▸ WHAT YOU WILL DO: Work out how many lines in the entries contain the string "Tractor", and give nothing but that number.

# START OF MATERIAL SHOWN

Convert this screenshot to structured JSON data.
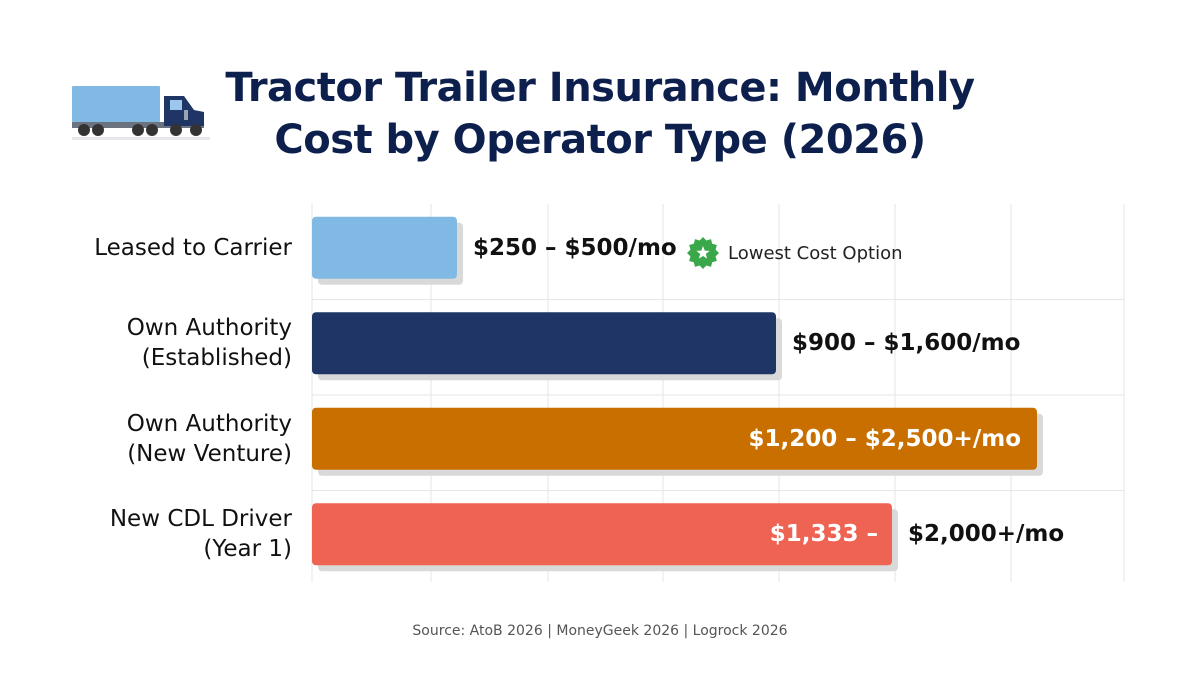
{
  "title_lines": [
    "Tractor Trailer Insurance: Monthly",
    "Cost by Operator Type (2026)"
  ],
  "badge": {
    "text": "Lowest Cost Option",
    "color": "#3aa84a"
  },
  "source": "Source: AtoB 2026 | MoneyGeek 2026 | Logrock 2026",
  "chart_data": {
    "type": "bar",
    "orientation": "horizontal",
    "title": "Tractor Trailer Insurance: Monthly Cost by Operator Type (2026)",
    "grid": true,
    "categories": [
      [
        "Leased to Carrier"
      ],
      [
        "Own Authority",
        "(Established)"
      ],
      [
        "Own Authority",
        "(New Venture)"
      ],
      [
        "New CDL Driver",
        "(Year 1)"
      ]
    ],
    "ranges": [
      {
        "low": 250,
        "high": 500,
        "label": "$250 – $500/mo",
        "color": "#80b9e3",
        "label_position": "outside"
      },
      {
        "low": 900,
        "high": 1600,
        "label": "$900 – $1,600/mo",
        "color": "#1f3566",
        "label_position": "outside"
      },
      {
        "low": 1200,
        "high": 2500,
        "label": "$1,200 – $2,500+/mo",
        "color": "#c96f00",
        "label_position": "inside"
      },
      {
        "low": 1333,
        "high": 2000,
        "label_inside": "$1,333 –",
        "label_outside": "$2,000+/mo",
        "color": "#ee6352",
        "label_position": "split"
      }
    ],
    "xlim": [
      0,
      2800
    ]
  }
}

# END OF MATERIAL SHOWN
# START OF MATERIAL SHOWN

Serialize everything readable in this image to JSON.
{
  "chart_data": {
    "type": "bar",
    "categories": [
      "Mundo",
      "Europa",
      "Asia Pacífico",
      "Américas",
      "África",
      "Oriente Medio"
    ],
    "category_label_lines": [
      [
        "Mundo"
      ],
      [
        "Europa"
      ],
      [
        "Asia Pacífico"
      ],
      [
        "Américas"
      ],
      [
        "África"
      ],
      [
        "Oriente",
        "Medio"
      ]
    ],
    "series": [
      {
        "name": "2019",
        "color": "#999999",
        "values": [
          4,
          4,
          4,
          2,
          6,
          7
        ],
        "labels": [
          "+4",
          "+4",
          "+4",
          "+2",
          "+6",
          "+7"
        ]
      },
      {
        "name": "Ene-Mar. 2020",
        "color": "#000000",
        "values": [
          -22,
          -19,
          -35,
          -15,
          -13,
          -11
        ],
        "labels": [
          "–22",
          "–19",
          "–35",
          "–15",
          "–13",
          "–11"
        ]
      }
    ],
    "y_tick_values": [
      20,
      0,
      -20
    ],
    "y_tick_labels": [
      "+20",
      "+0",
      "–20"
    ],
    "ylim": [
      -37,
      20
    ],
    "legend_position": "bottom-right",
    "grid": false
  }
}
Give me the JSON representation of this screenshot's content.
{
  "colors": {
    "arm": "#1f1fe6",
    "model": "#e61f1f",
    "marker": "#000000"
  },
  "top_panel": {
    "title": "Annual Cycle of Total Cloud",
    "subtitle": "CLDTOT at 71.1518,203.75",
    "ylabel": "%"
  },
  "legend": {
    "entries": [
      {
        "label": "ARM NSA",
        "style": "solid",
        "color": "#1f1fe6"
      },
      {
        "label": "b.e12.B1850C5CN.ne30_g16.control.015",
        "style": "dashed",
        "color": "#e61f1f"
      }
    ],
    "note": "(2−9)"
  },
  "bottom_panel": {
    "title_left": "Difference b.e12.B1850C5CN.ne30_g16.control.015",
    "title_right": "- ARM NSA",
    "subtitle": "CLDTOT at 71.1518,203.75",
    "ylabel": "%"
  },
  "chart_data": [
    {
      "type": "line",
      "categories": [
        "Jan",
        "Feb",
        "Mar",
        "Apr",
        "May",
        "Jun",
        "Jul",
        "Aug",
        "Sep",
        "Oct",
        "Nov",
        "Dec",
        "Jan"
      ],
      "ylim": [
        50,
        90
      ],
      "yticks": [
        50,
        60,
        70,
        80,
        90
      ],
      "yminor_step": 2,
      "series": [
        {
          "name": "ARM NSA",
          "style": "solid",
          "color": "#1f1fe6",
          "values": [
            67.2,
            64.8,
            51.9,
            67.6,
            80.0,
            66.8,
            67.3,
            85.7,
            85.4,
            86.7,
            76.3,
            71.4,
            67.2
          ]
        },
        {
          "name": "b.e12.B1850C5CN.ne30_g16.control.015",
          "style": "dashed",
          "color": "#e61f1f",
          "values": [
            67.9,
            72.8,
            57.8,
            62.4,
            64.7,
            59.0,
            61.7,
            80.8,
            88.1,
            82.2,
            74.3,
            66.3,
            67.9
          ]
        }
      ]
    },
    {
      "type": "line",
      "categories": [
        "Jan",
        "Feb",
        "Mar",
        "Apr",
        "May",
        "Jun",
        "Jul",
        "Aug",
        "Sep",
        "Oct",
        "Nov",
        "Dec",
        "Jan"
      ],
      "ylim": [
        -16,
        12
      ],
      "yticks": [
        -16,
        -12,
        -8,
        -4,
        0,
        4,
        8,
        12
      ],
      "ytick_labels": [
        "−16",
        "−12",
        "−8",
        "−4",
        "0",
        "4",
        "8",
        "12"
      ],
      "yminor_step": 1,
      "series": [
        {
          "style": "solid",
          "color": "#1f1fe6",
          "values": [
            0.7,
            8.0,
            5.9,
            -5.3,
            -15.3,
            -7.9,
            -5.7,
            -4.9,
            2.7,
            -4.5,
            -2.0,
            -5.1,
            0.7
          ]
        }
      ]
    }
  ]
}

# END OF MATERIAL SHOWN
# START OF MATERIAL SHOWN

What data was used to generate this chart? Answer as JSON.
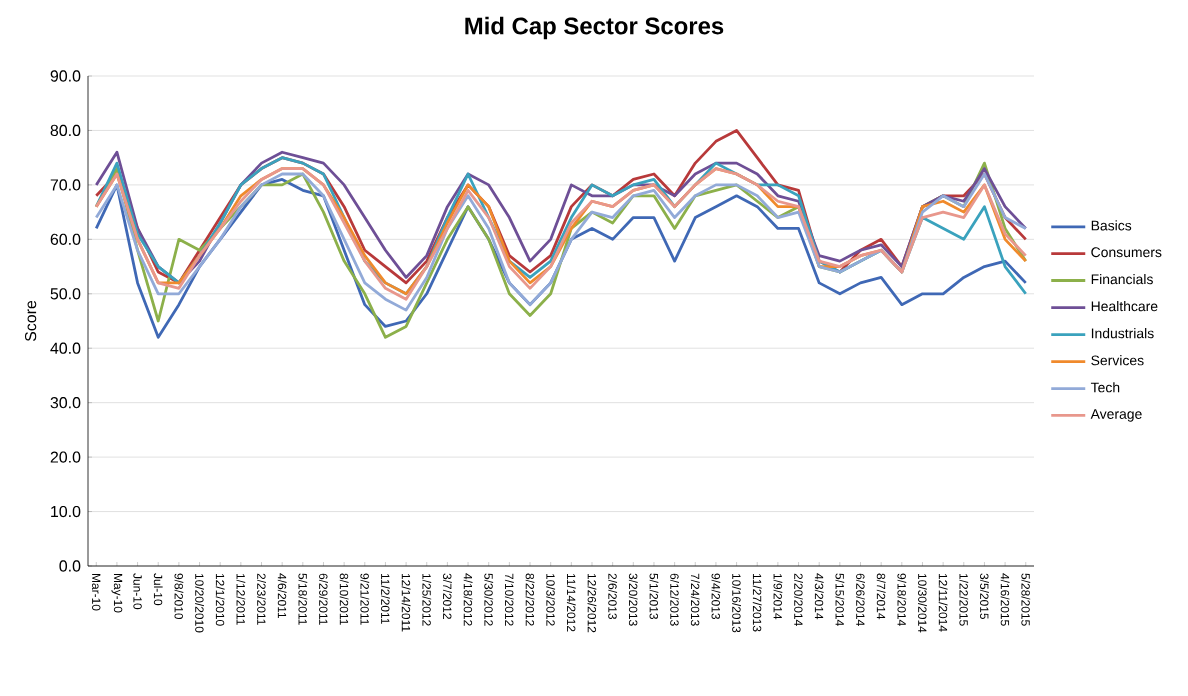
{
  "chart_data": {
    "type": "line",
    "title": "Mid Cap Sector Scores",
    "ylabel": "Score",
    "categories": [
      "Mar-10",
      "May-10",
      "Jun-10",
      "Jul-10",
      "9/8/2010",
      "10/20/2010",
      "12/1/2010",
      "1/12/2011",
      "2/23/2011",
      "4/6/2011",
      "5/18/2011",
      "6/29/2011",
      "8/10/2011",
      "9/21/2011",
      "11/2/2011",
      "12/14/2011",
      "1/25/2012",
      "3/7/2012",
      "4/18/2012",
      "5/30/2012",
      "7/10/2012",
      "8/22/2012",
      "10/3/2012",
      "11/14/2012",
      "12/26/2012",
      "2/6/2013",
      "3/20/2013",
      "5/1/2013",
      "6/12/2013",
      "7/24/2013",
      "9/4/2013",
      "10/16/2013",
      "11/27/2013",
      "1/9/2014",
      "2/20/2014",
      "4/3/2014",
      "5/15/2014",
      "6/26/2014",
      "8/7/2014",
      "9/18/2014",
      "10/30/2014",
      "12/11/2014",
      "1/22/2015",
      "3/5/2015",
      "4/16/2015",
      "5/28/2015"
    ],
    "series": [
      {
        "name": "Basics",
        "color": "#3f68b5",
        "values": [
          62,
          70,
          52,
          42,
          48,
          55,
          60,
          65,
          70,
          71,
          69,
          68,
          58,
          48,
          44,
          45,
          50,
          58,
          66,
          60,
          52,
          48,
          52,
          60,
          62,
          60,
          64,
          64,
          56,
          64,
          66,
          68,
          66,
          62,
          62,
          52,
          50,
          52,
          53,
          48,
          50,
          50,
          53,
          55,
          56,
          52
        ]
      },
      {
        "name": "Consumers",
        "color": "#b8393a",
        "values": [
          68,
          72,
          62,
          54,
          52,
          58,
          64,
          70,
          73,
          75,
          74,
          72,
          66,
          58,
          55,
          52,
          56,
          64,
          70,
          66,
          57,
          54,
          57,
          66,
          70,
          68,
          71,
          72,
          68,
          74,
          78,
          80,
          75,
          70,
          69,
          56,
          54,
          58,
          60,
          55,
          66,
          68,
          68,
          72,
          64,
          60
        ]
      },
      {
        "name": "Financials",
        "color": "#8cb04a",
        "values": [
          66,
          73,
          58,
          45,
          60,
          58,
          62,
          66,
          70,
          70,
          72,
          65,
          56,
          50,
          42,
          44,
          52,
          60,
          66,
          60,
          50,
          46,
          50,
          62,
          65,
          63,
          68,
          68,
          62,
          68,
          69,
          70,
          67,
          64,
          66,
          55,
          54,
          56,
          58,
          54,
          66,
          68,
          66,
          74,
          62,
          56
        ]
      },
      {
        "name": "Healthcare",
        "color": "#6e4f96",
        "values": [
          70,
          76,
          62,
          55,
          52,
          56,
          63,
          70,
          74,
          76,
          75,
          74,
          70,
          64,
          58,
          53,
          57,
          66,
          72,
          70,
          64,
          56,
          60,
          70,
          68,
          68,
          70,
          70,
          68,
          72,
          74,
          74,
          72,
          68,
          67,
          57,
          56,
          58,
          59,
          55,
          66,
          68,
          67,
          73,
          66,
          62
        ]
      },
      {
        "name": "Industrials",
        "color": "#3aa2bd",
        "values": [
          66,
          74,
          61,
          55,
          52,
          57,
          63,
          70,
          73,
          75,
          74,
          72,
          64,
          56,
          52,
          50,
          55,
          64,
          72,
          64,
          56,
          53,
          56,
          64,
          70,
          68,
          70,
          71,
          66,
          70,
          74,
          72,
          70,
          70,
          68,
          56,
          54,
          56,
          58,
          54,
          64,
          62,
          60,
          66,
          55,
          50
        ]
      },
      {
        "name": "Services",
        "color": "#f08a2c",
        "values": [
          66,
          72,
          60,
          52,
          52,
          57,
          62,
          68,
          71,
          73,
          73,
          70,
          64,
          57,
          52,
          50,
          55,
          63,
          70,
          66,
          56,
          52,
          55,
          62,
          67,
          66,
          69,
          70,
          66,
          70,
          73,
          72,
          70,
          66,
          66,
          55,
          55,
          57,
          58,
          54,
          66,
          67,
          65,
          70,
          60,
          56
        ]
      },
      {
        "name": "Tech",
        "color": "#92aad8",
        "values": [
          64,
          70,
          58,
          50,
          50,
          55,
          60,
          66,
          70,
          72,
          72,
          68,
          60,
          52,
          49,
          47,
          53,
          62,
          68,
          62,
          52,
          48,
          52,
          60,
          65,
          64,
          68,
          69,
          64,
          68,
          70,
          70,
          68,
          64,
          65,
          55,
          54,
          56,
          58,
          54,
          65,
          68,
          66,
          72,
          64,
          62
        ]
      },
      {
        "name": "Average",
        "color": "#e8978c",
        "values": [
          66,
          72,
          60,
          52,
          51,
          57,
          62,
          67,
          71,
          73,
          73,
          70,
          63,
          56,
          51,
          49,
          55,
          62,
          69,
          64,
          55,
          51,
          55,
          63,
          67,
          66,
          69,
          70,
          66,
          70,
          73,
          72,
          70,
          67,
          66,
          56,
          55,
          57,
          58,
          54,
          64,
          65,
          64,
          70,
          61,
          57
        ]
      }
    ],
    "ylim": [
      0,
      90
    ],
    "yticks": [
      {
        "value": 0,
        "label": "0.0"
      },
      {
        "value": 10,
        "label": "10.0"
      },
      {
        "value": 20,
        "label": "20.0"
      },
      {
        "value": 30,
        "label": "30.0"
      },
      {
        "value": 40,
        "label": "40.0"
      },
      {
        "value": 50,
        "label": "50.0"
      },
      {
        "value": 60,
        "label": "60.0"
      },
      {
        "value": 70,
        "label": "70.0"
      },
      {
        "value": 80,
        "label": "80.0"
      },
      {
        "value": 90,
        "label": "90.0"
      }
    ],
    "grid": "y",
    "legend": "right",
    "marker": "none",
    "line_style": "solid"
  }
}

# END OF MATERIAL SHOWN

▸ EXERCISE RESPONSE: 2